# [INPUT MATERIAL]
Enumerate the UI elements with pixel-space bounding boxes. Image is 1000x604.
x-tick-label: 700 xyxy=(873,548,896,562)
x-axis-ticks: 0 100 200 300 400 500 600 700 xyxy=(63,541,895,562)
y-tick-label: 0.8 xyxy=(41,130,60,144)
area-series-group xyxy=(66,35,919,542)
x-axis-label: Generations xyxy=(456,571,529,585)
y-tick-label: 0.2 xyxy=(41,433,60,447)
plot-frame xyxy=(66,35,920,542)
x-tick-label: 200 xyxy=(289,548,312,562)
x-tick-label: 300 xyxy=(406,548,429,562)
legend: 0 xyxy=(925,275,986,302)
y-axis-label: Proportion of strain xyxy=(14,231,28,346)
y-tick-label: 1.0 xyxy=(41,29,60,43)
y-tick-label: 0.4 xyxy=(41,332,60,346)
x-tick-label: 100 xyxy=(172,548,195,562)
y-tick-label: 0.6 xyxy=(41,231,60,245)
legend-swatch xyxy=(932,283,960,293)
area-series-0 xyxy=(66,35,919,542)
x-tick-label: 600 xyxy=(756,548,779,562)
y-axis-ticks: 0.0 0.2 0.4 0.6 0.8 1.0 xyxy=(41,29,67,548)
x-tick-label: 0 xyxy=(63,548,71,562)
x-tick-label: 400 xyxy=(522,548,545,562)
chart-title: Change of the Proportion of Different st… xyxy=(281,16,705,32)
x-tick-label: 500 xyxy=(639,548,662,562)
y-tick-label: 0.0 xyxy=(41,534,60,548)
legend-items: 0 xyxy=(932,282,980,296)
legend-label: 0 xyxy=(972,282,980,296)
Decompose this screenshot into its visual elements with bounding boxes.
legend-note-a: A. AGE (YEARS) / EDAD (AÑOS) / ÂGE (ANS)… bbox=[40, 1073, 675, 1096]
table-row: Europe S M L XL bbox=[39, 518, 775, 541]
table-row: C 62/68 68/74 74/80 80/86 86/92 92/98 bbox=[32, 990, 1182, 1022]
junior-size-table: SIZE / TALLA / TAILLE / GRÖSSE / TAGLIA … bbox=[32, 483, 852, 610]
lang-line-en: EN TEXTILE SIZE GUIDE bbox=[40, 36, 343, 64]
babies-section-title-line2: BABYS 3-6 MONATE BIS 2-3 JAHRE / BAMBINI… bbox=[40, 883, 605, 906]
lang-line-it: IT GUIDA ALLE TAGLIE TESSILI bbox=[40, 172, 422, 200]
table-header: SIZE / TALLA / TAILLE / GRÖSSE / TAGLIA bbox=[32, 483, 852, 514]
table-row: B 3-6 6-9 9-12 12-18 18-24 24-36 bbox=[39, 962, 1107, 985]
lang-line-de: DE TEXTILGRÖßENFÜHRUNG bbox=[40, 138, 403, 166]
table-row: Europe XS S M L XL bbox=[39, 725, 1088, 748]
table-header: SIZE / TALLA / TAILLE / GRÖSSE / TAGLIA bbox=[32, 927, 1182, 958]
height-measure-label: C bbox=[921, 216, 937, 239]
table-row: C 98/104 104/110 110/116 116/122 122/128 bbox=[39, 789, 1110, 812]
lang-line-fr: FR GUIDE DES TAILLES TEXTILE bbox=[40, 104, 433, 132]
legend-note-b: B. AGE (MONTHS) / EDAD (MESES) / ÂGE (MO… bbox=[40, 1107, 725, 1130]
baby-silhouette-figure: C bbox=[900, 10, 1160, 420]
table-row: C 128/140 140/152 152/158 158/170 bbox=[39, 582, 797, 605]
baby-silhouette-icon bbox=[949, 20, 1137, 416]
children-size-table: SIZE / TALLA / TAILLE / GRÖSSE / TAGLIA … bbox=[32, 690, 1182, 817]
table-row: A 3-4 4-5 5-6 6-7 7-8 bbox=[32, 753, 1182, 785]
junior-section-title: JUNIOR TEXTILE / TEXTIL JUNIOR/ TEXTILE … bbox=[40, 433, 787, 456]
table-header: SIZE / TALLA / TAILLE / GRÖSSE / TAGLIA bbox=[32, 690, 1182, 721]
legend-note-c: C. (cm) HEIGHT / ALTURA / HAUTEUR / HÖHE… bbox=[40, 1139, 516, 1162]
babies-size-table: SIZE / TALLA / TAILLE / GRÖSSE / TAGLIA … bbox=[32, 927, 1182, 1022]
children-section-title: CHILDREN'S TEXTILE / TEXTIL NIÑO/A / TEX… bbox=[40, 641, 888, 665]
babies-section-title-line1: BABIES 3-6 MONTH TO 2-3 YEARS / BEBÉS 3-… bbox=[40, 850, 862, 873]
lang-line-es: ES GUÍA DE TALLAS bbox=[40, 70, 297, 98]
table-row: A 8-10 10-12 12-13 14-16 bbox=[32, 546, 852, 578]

# [WHAT YOU ARE ASKED TO DO]
Write out every line of the material above word for word, in the order given.

# [EXERCISE SOLUTION]
Enumerate the UI elements with pixel-space bounding boxes. Image is 1000x604.
x-tick-label: 700 xyxy=(873,548,896,562)
x-axis-ticks: 0 100 200 300 400 500 600 700 xyxy=(63,541,895,562)
y-tick-label: 0.8 xyxy=(41,130,60,144)
area-series-group xyxy=(66,35,919,542)
x-axis-label: Generations xyxy=(456,571,529,585)
y-tick-label: 0.2 xyxy=(41,433,60,447)
plot-frame xyxy=(66,35,920,542)
x-tick-label: 200 xyxy=(289,548,312,562)
x-tick-label: 300 xyxy=(406,548,429,562)
legend: 0 xyxy=(925,275,986,302)
y-axis-label: Proportion of strain xyxy=(14,231,28,346)
y-tick-label: 1.0 xyxy=(41,29,60,43)
y-tick-label: 0.4 xyxy=(41,332,60,346)
x-tick-label: 100 xyxy=(172,548,195,562)
y-tick-label: 0.6 xyxy=(41,231,60,245)
legend-swatch xyxy=(932,283,960,293)
area-series-0 xyxy=(66,35,919,542)
x-tick-label: 600 xyxy=(756,548,779,562)
y-axis-ticks: 0.0 0.2 0.4 0.6 0.8 1.0 xyxy=(41,29,67,548)
x-tick-label: 0 xyxy=(63,548,71,562)
x-tick-label: 400 xyxy=(522,548,545,562)
chart-title: Change of the Proportion of Different st… xyxy=(281,16,705,32)
x-tick-label: 500 xyxy=(639,548,662,562)
y-tick-label: 0.0 xyxy=(41,534,60,548)
legend-items: 0 xyxy=(932,282,980,296)
legend-label: 0 xyxy=(972,282,980,296)
Decompose this screenshot into its visual elements with bounding boxes.
legend-note-a: A. AGE (YEARS) / EDAD (AÑOS) / ÂGE (ANS)… bbox=[40, 1073, 675, 1096]
table-row: Europe S M L XL bbox=[39, 518, 775, 541]
table-row: C 62/68 68/74 74/80 80/86 86/92 92/98 bbox=[32, 990, 1182, 1022]
junior-size-table: SIZE / TALLA / TAILLE / GRÖSSE / TAGLIA … bbox=[32, 483, 852, 610]
lang-line-en: EN TEXTILE SIZE GUIDE bbox=[40, 36, 343, 64]
babies-section-title-line2: BABYS 3-6 MONATE BIS 2-3 JAHRE / BAMBINI… bbox=[40, 883, 605, 906]
lang-line-it: IT GUIDA ALLE TAGLIE TESSILI bbox=[40, 172, 422, 200]
table-header: SIZE / TALLA / TAILLE / GRÖSSE / TAGLIA bbox=[32, 483, 852, 514]
table-row: B 3-6 6-9 9-12 12-18 18-24 24-36 bbox=[39, 962, 1107, 985]
lang-line-de: DE TEXTILGRÖßENFÜHRUNG bbox=[40, 138, 403, 166]
table-row: Europe XS S M L XL bbox=[39, 725, 1088, 748]
table-header: SIZE / TALLA / TAILLE / GRÖSSE / TAGLIA bbox=[32, 927, 1182, 958]
height-measure-label: C bbox=[921, 216, 937, 239]
table-row: C 98/104 104/110 110/116 116/122 122/128 bbox=[39, 789, 1110, 812]
lang-line-fr: FR GUIDE DES TAILLES TEXTILE bbox=[40, 104, 433, 132]
legend-note-b: B. AGE (MONTHS) / EDAD (MESES) / ÂGE (MO… bbox=[40, 1107, 725, 1130]
baby-silhouette-figure: C bbox=[900, 10, 1160, 420]
table-row: C 128/140 140/152 152/158 158/170 bbox=[39, 582, 797, 605]
baby-silhouette-icon bbox=[949, 20, 1137, 416]
children-size-table: SIZE / TALLA / TAILLE / GRÖSSE / TAGLIA … bbox=[32, 690, 1182, 817]
table-row: A 3-4 4-5 5-6 6-7 7-8 bbox=[32, 753, 1182, 785]
junior-section-title: JUNIOR TEXTILE / TEXTIL JUNIOR/ TEXTILE … bbox=[40, 433, 787, 456]
table-header: SIZE / TALLA / TAILLE / GRÖSSE / TAGLIA bbox=[32, 690, 1182, 721]
legend-note-c: C. (cm) HEIGHT / ALTURA / HAUTEUR / HÖHE… bbox=[40, 1139, 516, 1162]
babies-size-table: SIZE / TALLA / TAILLE / GRÖSSE / TAGLIA … bbox=[32, 927, 1182, 1022]
children-section-title: CHILDREN'S TEXTILE / TEXTIL NIÑO/A / TEX… bbox=[40, 641, 888, 665]
babies-section-title-line1: BABIES 3-6 MONTH TO 2-3 YEARS / BEBÉS 3-… bbox=[40, 850, 862, 873]
lang-line-es: ES GUÍA DE TALLAS bbox=[40, 70, 297, 98]
table-row: A 8-10 10-12 12-13 14-16 bbox=[32, 546, 852, 578]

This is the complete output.